- Task -
Update the entries below, replacing every occurrence of "y-tick-label" with "y-axis-label" and leaving all other text unchanged.

- Supplied material -
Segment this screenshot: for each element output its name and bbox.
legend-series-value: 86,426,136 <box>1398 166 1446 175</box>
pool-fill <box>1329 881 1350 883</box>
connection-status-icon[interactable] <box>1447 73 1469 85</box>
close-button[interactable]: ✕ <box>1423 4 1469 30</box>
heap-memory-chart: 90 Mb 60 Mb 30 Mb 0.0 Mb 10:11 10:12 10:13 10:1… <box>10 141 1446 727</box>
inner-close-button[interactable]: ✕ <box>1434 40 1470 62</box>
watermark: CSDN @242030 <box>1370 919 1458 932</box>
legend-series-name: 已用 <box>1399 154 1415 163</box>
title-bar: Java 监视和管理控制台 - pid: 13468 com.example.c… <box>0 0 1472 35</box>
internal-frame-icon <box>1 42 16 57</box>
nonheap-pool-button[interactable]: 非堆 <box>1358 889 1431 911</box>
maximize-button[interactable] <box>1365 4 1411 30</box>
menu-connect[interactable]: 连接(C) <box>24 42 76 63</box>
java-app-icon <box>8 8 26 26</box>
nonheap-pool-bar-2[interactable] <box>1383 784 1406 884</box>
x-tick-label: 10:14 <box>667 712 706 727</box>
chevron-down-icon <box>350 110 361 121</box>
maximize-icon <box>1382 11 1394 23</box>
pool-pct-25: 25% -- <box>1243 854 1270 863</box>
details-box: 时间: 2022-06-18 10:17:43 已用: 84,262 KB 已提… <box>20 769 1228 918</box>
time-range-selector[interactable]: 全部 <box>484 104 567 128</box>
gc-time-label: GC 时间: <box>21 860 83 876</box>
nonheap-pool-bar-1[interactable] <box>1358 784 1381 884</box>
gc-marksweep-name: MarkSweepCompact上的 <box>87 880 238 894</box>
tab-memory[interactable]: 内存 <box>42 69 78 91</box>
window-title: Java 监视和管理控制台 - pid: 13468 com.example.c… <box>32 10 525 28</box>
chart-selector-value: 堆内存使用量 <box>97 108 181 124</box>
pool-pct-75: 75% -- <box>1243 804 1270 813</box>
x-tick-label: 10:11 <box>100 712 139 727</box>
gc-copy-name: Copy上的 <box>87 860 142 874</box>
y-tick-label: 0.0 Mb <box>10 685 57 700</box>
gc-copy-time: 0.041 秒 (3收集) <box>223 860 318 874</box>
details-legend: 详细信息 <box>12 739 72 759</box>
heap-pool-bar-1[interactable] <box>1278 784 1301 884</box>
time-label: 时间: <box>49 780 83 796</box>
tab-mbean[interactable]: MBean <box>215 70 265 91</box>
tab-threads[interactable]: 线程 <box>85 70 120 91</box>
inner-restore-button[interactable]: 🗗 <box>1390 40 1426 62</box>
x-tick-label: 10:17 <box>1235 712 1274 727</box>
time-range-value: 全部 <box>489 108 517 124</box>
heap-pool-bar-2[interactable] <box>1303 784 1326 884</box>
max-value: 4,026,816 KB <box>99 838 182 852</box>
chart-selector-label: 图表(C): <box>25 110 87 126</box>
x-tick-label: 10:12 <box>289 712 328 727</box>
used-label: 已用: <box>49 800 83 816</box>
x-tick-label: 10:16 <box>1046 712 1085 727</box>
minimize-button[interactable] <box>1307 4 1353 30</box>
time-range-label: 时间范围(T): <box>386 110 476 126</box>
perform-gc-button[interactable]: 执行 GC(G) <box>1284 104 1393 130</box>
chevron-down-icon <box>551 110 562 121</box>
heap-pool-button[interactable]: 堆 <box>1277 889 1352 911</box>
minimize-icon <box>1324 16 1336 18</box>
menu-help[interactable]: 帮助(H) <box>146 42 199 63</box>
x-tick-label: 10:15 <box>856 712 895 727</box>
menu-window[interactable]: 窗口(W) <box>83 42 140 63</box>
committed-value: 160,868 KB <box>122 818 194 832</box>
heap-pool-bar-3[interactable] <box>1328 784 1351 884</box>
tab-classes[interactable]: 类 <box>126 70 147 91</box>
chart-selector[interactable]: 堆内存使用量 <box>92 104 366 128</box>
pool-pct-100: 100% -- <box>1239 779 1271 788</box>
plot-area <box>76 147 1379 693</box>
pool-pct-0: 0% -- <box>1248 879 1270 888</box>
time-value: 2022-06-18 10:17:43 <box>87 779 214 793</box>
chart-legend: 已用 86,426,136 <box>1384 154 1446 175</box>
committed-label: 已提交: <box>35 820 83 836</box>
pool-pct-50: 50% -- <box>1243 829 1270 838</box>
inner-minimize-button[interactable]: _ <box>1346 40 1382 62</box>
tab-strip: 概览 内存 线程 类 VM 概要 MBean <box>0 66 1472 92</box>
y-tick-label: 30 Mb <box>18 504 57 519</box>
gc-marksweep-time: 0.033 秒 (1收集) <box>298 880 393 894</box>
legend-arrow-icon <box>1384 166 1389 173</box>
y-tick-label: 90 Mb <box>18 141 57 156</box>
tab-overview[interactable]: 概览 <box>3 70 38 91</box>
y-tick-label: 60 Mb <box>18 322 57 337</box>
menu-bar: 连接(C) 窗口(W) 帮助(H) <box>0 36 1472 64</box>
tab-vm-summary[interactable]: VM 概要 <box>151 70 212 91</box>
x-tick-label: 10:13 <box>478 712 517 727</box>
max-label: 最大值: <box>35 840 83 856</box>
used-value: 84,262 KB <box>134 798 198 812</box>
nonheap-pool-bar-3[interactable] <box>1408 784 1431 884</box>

- The solution -
Segment this screenshot: for each element output its name and bbox.
legend-series-value: 86,426,136 <box>1398 166 1446 175</box>
pool-fill <box>1329 881 1350 883</box>
connection-status-icon[interactable] <box>1447 73 1469 85</box>
close-button[interactable]: ✕ <box>1423 4 1469 30</box>
heap-memory-chart: 90 Mb 60 Mb 30 Mb 0.0 Mb 10:11 10:12 10:13 10:1… <box>10 141 1446 727</box>
inner-close-button[interactable]: ✕ <box>1434 40 1470 62</box>
watermark: CSDN @242030 <box>1370 919 1458 932</box>
legend-series-name: 已用 <box>1399 154 1415 163</box>
title-bar: Java 监视和管理控制台 - pid: 13468 com.example.c… <box>0 0 1472 35</box>
internal-frame-icon <box>1 42 16 57</box>
nonheap-pool-button[interactable]: 非堆 <box>1358 889 1431 911</box>
maximize-button[interactable] <box>1365 4 1411 30</box>
menu-connect[interactable]: 连接(C) <box>24 42 76 63</box>
java-app-icon <box>8 8 26 26</box>
nonheap-pool-bar-2[interactable] <box>1383 784 1406 884</box>
x-tick-label: 10:14 <box>667 712 706 727</box>
chevron-down-icon <box>350 110 361 121</box>
maximize-icon <box>1382 11 1394 23</box>
pool-pct-25: 25% -- <box>1243 854 1270 863</box>
details-box: 时间: 2022-06-18 10:17:43 已用: 84,262 KB 已提… <box>20 769 1228 918</box>
time-range-selector[interactable]: 全部 <box>484 104 567 128</box>
gc-time-label: GC 时间: <box>21 860 83 876</box>
nonheap-pool-bar-1[interactable] <box>1358 784 1381 884</box>
gc-marksweep-name: MarkSweepCompact上的 <box>87 880 238 894</box>
tab-memory[interactable]: 内存 <box>42 69 78 91</box>
window-title: Java 监视和管理控制台 - pid: 13468 com.example.c… <box>32 10 525 28</box>
chart-selector-value: 堆内存使用量 <box>97 108 181 124</box>
pool-pct-75: 75% -- <box>1243 804 1270 813</box>
x-tick-label: 10:11 <box>100 712 139 727</box>
gc-copy-name: Copy上的 <box>87 860 142 874</box>
y-axis-label: 0.0 Mb <box>10 685 57 700</box>
gc-copy-time: 0.041 秒 (3收集) <box>223 860 318 874</box>
details-legend: 详细信息 <box>12 739 72 759</box>
heap-pool-bar-1[interactable] <box>1278 784 1301 884</box>
time-label: 时间: <box>49 780 83 796</box>
tab-mbean[interactable]: MBean <box>215 70 265 91</box>
tab-threads[interactable]: 线程 <box>85 70 120 91</box>
inner-restore-button[interactable]: 🗗 <box>1390 40 1426 62</box>
x-tick-label: 10:17 <box>1235 712 1274 727</box>
time-range-value: 全部 <box>489 108 517 124</box>
heap-pool-bar-2[interactable] <box>1303 784 1326 884</box>
max-value: 4,026,816 KB <box>99 838 182 852</box>
chart-selector-label: 图表(C): <box>25 110 87 126</box>
x-tick-label: 10:12 <box>289 712 328 727</box>
used-label: 已用: <box>49 800 83 816</box>
x-tick-label: 10:16 <box>1046 712 1085 727</box>
minimize-button[interactable] <box>1307 4 1353 30</box>
time-range-label: 时间范围(T): <box>386 110 476 126</box>
perform-gc-button[interactable]: 执行 GC(G) <box>1284 104 1393 130</box>
chevron-down-icon <box>551 110 562 121</box>
heap-pool-button[interactable]: 堆 <box>1277 889 1352 911</box>
minimize-icon <box>1324 16 1336 18</box>
menu-help[interactable]: 帮助(H) <box>146 42 199 63</box>
x-tick-label: 10:15 <box>856 712 895 727</box>
menu-window[interactable]: 窗口(W) <box>83 42 140 63</box>
committed-value: 160,868 KB <box>122 818 194 832</box>
heap-pool-bar-3[interactable] <box>1328 784 1351 884</box>
tab-classes[interactable]: 类 <box>126 70 147 91</box>
chart-selector[interactable]: 堆内存使用量 <box>92 104 366 128</box>
pool-pct-100: 100% -- <box>1239 779 1271 788</box>
plot-area <box>76 147 1379 693</box>
pool-pct-0: 0% -- <box>1248 879 1270 888</box>
time-value: 2022-06-18 10:17:43 <box>87 779 214 793</box>
chart-legend: 已用 86,426,136 <box>1384 154 1446 175</box>
committed-label: 已提交: <box>35 820 83 836</box>
pool-pct-50: 50% -- <box>1243 829 1270 838</box>
inner-minimize-button[interactable]: _ <box>1346 40 1382 62</box>
tab-strip: 概览 内存 线程 类 VM 概要 MBean <box>0 66 1472 92</box>
y-axis-label: 30 Mb <box>18 504 57 519</box>
gc-marksweep-time: 0.033 秒 (1收集) <box>298 880 393 894</box>
legend-arrow-icon <box>1384 166 1389 173</box>
y-axis-label: 90 Mb <box>18 141 57 156</box>
tab-overview[interactable]: 概览 <box>3 70 38 91</box>
y-axis-label: 60 Mb <box>18 322 57 337</box>
menu-bar: 连接(C) 窗口(W) 帮助(H) <box>0 36 1472 64</box>
tab-vm-summary[interactable]: VM 概要 <box>151 70 212 91</box>
x-tick-label: 10:13 <box>478 712 517 727</box>
max-label: 最大值: <box>35 840 83 856</box>
used-value: 84,262 KB <box>134 798 198 812</box>
nonheap-pool-bar-3[interactable] <box>1408 784 1431 884</box>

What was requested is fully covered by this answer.